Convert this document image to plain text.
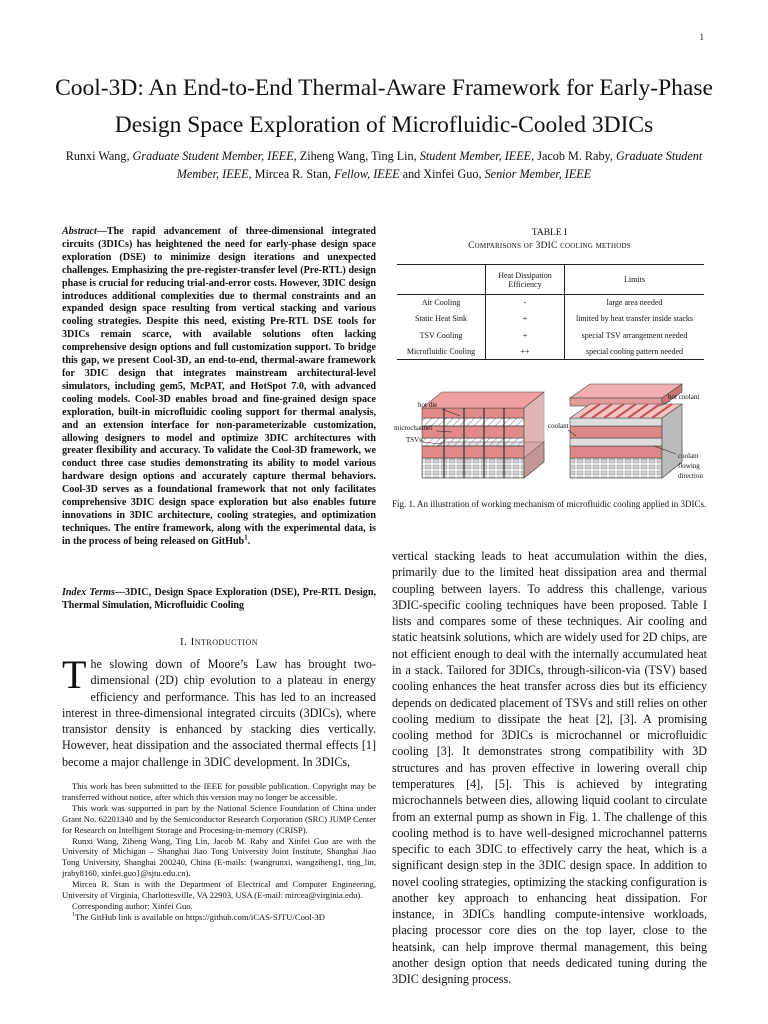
1
Cool-3D: An End-to-End Thermal-Aware Framework for Early-Phase Design Space Exploration of Microfluidic-Cooled 3DICs
Runxi Wang, Graduate Student Member, IEEE, Ziheng Wang, Ting Lin, Student Member, IEEE, Jacob M. Raby, Graduate Student Member, IEEE, Mircea R. Stan, Fellow, IEEE and Xinfei Guo, Senior Member, IEEE
Abstract—The rapid advancement of three-dimensional integrated circuits (3DICs) has heightened the need for early-phase design space exploration (DSE) to minimize design iterations and unexpected challenges. Emphasizing the pre-register-transfer level (Pre-RTL) design phase is crucial for reducing trial-and-error costs. However, 3DIC design introduces additional complexities due to thermal constraints and an expanded design space resulting from vertical stacking and various cooling strategies. Despite this need, existing Pre-RTL DSE tools for 3DICs remain scarce, with available solutions often lacking comprehensive design options and full customization support. To bridge this gap, we present Cool-3D, an end-to-end, thermal-aware framework for 3DIC design that integrates mainstream architectural-level simulators, including gem5, McPAT, and HotSpot 7.0, with advanced cooling models. Cool-3D enables broad and fine-grained design space exploration, built-in microfluidic cooling support for thermal analysis, and an extension interface for non-parameterizable customization, allowing designers to model and optimize 3DIC architectures with greater flexibility and accuracy. To validate the Cool-3D framework, we conduct three case studies demonstrating its ability to model various hardware design options and accurately capture thermal behaviors. Cool-3D serves as a foundational framework that not only facilitates comprehensive 3DIC design space exploration but also enables future innovations in 3DIC architecture, cooling strategies, and optimization techniques. The entire framework, along with the experimental data, is in the process of being released on GitHub$^1$.
Index Terms—3DIC, Design Space Exploration (DSE), Pre-RTL Design, Thermal Simulation, Microfluidic Cooling
I. Introduction
The slowing down of Moore’s Law has brought two-dimensional (2D) chip evolution to a plateau in energy efficiency and performance. This has led to an increased interest in three-dimensional integrated circuits (3DICs), where transistor density is enhanced by stacking dies vertically. However, heat dissipation and the associated thermal effects [1] become a major challenge in 3DIC development. In 3DICs,

This work has been submitted to the IEEE for possible publication. Copyright may be transferred without notice, after which this version may no longer be accessible.

This work was supported in part by the National Science Foundation of China under Grant No. 62201340 and by the Semiconductor Research Corporation (SRC) JUMP Center for Research on Intelligent Storage and Procesing-in-memory (CRISP).

Runxi Wang, Ziheng Wang, Ting Lin, Jacob M. Raby and Xinfei Guo are with the University of Michigan – Shanghai Jiao Tong University Joint Institute, Shanghai Jiao Tong University, Shanghai 200240, China (E-mails: {wangrunxi, wangziheng1, ting_lin, jraby8160, xinfei.guo}@sjtu.edu.cn).

Mircea R. Stan is with the Department of Electrical and Computer Engineering, University of Virginia, Charlottesville, VA 22903, USA (E-mail: mircea@virginia.edu).

Corresponding author: Xinfei Guo.

$^1$The GitHub link is available on https://github.com/iCAS-SJTU/Cool-3D

TABLE I
Comparisons of 3DIC cooling methods
	Heat Dissipation Efficiency	Limits
Air Cooling	-	large area needed
Static Heat Sink	+	limited by heat transfer inside stacks
TSV Cooling	+	special TSV arrangement needed
Microfluidic Cooling	++	special cooling pattern needed
hot die
microchannel
TSVs
coolant
hot coolant
coolant
flowing
direction
Fig. 1. An illustration of working mechanism of microfluidic cooling applied in 3DICs.
vertical stacking leads to heat accumulation within the dies, primarily due to the limited heat dissipation area and thermal coupling between layers. To address this challenge, various 3DIC-specific cooling techniques have been proposed. Table I lists and compares some of these techniques. Air cooling and static heatsink solutions, which are widely used for 2D chips, are not efficient enough to deal with the internally accumulated heat in a stack. Tailored for 3DICs, through-silicon-via (TSV) based cooling enhances the heat transfer across dies but its efficiency depends on dedicated placement of TSVs and still relies on other cooling medium to dissipate the heat [2], [3]. A promising cooling method for 3DICs is microchannel or microfluidic cooling [3]. It demonstrates strong compatibility with 3D structures and has proven effective in lowering overall chip temperatures [4], [5]. This is achieved by integrating microchannels between dies, allowing liquid coolant to circulate from an external pump as shown in Fig. 1. The challenge of this cooling method is to have well-designed microchannel patterns specific to each 3DIC to effectively carry the heat, which is a significant design step in the 3DIC design space. In addition to novel cooling strategies, optimizing the stacking configuration is another key approach to enhancing heat dissipation. For instance, in 3DICs handling compute-intensive workloads, placing processor core dies on the top layer, close to the heatsink, can help improve thermal management, this being another design option that needs dedicated tuning during the 3DIC designing process.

——

Omit the pictures, and quote the material above exactly as given.

Convert this document image to plain text.
1
Cool-3D: An End-to-End Thermal-Aware Framework for Early-Phase Design Space Exploration of Microfluidic-Cooled 3DICs
Runxi Wang, Graduate Student Member, IEEE, Ziheng Wang, Ting Lin, Student Member, IEEE, Jacob M. Raby, Graduate Student Member, IEEE, Mircea R. Stan, Fellow, IEEE and Xinfei Guo, Senior Member, IEEE
Abstract—The rapid advancement of three-dimensional integrated circuits (3DICs) has heightened the need for early-phase design space exploration (DSE) to minimize design iterations and unexpected challenges. Emphasizing the pre-register-transfer level (Pre-RTL) design phase is crucial for reducing trial-and-error costs. However, 3DIC design introduces additional complexities due to thermal constraints and an expanded design space resulting from vertical stacking and various cooling strategies. Despite this need, existing Pre-RTL DSE tools for 3DICs remain scarce, with available solutions often lacking comprehensive design options and full customization support. To bridge this gap, we present Cool-3D, an end-to-end, thermal-aware framework for 3DIC design that integrates mainstream architectural-level simulators, including gem5, McPAT, and HotSpot 7.0, with advanced cooling models. Cool-3D enables broad and fine-grained design space exploration, built-in microfluidic cooling support for thermal analysis, and an extension interface for non-parameterizable customization, allowing designers to model and optimize 3DIC architectures with greater flexibility and accuracy. To validate the Cool-3D framework, we conduct three case studies demonstrating its ability to model various hardware design options and accurately capture thermal behaviors. Cool-3D serves as a foundational framework that not only facilitates comprehensive 3DIC design space exploration but also enables future innovations in 3DIC architecture, cooling strategies, and optimization techniques. The entire framework, along with the experimental data, is in the process of being released on GitHub$^1$.
Index Terms—3DIC, Design Space Exploration (DSE), Pre-RTL Design, Thermal Simulation, Microfluidic Cooling
I. Introduction
The slowing down of Moore’s Law has brought two-dimensional (2D) chip evolution to a plateau in energy efficiency and performance. This has led to an increased interest in three-dimensional integrated circuits (3DICs), where transistor density is enhanced by stacking dies vertically. However, heat dissipation and the associated thermal effects [1] become a major challenge in 3DIC development. In 3DICs,

This work has been submitted to the IEEE for possible publication. Copyright may be transferred without notice, after which this version may no longer be accessible.

This work was supported in part by the National Science Foundation of China under Grant No. 62201340 and by the Semiconductor Research Corporation (SRC) JUMP Center for Research on Intelligent Storage and Procesing-in-memory (CRISP).

Runxi Wang, Ziheng Wang, Ting Lin, Jacob M. Raby and Xinfei Guo are with the University of Michigan – Shanghai Jiao Tong University Joint Institute, Shanghai Jiao Tong University, Shanghai 200240, China (E-mails: {wangrunxi, wangziheng1, ting_lin, jraby8160, xinfei.guo}@sjtu.edu.cn).

Mircea R. Stan is with the Department of Electrical and Computer Engineering, University of Virginia, Charlottesville, VA 22903, USA (E-mail: mircea@virginia.edu).

Corresponding author: Xinfei Guo.

$^1$The GitHub link is available on https://github.com/iCAS-SJTU/Cool-3D

TABLE I
Comparisons of 3DIC cooling methods
	Heat Dissipation Efficiency	Limits
Air Cooling	-	large area needed
Static Heat Sink	+	limited by heat transfer inside stacks
TSV Cooling	+	special TSV arrangement needed
Microfluidic Cooling	++	special cooling pattern needed
hot die
microchannel
TSVs
coolant
hot coolant
coolant
flowing
direction
Fig. 1. An illustration of working mechanism of microfluidic cooling applied in 3DICs.
vertical stacking leads to heat accumulation within the dies, primarily due to the limited heat dissipation area and thermal coupling between layers. To address this challenge, various 3DIC-specific cooling techniques have been proposed. Table I lists and compares some of these techniques. Air cooling and static heatsink solutions, which are widely used for 2D chips, are not efficient enough to deal with the internally accumulated heat in a stack. Tailored for 3DICs, through-silicon-via (TSV) based cooling enhances the heat transfer across dies but its efficiency depends on dedicated placement of TSVs and still relies on other cooling medium to dissipate the heat [2], [3]. A promising cooling method for 3DICs is microchannel or microfluidic cooling [3]. It demonstrates strong compatibility with 3D structures and has proven effective in lowering overall chip temperatures [4], [5]. This is achieved by integrating microchannels between dies, allowing liquid coolant to circulate from an external pump as shown in Fig. 1. The challenge of this cooling method is to have well-designed microchannel patterns specific to each 3DIC to effectively carry the heat, which is a significant design step in the 3DIC design space. In addition to novel cooling strategies, optimizing the stacking configuration is another key approach to enhancing heat dissipation. For instance, in 3DICs handling compute-intensive workloads, placing processor core dies on the top layer, close to the heatsink, can help improve thermal management, this being another design option that needs dedicated tuning during the 3DIC designing process.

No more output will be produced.